The FDIC separately also unveiled a revised formula for measuring the risk factors used to determine individual bank assessments to support its deposit insurance fund.

In a notice of proposed rulemaking, the FDIC sought to clear up confusion about one element of the receivership process, which the Dodd-Frank Act created as an alternative to bankruptcy for large systemically important financial institutions.

One way the process differs is that in a traditional bankruptcy open contracts usually are cancelled. There has been criticism that the result would hurt already financially stressed companies, which may have to close out the contracts at fire sale prices.

The resolution process the FDIC is proposing instead would allow big financial institutions to follow the same model the FDIC uses for banks and other insured depository institutions that fail: The FDIC can either cancel contracts or keep them open either in receivership or in a bridge company, depending on which approach results in the lowest cost to taxpayers.

FDIC officials said Tuesday that the new rule is intended to address situations in which the FDIC takes over a parent holding company, but lets some or all of the failed company's operating subsidiaries continue to operate.

#### Written task
Can you copy the FDIC passage starting at the words "One way the" and ending after "fire sale prices.", swapping "fire sale prices" for "bargain prices"? Use only the FDIC passage.

#### Dataset content
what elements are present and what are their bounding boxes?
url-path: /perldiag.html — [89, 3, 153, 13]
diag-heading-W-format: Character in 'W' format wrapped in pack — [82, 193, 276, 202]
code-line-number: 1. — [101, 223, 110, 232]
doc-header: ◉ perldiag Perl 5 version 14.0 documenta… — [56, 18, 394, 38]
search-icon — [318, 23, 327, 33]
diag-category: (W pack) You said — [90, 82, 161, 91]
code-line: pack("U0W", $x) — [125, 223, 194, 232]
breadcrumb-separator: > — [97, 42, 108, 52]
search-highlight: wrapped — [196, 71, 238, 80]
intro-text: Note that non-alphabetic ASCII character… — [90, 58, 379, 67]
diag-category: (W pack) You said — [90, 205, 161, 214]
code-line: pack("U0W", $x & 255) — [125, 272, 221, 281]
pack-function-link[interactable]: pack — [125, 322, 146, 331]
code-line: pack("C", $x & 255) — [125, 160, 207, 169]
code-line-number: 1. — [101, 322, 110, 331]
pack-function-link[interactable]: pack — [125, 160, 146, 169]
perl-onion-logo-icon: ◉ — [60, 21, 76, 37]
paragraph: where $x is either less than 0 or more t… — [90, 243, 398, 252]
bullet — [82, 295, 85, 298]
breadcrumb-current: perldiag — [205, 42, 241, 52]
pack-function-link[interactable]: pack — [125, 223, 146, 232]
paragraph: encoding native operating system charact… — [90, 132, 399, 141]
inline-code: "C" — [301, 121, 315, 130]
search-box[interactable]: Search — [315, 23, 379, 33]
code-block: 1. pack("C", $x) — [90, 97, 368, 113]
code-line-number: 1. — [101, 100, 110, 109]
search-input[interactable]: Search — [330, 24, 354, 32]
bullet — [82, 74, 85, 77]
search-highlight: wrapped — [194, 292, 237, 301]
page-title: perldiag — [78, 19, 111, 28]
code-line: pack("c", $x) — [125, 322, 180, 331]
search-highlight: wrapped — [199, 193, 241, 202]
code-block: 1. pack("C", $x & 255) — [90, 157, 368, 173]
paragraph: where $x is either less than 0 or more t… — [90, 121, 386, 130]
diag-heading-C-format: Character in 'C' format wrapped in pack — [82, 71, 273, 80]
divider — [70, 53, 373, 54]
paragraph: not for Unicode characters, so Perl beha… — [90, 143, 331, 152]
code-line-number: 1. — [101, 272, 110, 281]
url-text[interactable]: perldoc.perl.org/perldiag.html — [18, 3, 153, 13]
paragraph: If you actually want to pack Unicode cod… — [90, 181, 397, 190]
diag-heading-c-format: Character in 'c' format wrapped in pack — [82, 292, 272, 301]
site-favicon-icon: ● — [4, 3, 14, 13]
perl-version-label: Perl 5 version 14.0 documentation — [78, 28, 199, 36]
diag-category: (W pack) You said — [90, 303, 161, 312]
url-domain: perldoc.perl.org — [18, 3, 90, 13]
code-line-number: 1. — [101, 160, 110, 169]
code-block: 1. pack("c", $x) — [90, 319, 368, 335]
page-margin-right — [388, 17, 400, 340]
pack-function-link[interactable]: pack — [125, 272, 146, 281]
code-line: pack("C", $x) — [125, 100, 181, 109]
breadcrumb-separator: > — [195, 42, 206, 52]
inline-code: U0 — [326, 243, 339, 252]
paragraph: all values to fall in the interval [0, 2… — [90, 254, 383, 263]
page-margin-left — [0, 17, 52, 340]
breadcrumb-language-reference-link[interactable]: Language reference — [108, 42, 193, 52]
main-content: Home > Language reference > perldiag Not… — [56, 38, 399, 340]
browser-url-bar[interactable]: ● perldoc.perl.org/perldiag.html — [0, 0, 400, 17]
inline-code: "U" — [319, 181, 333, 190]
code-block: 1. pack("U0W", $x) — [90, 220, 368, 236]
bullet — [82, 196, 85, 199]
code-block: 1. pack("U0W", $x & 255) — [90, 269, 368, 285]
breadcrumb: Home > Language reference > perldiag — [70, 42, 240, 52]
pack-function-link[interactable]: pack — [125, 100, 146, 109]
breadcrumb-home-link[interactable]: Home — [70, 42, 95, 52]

#### Correct result
One way the process differs is that in a traditional bankruptcy open contracts usually are cancelled. There has been criticism that the result would hurt already financially stressed companies, which may have to close out the contracts at bargain prices.